**Short task**: Below are records; work out how many of their lines hold the string "July" and give that number alone.

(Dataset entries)
□ □ □ □ □
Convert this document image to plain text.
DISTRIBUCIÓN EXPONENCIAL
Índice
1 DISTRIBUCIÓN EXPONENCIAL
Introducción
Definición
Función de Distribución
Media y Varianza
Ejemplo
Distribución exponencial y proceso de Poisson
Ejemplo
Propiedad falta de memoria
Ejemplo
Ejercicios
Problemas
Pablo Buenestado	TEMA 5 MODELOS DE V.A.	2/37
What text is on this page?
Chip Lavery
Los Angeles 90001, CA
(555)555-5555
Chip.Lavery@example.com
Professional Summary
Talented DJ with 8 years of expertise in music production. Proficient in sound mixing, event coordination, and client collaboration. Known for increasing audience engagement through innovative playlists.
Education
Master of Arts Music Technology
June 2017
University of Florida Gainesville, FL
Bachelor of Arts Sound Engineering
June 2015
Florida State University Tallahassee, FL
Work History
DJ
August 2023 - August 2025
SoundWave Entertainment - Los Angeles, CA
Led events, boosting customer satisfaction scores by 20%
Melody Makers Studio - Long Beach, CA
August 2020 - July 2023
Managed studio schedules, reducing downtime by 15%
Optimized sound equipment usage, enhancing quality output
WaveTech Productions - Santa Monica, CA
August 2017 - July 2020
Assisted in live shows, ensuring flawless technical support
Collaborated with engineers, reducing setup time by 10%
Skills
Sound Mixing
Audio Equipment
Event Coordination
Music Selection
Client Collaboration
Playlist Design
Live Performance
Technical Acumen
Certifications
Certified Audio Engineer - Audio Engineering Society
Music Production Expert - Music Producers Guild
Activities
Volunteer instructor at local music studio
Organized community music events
□ □ □ □ □
**Solution below**: 2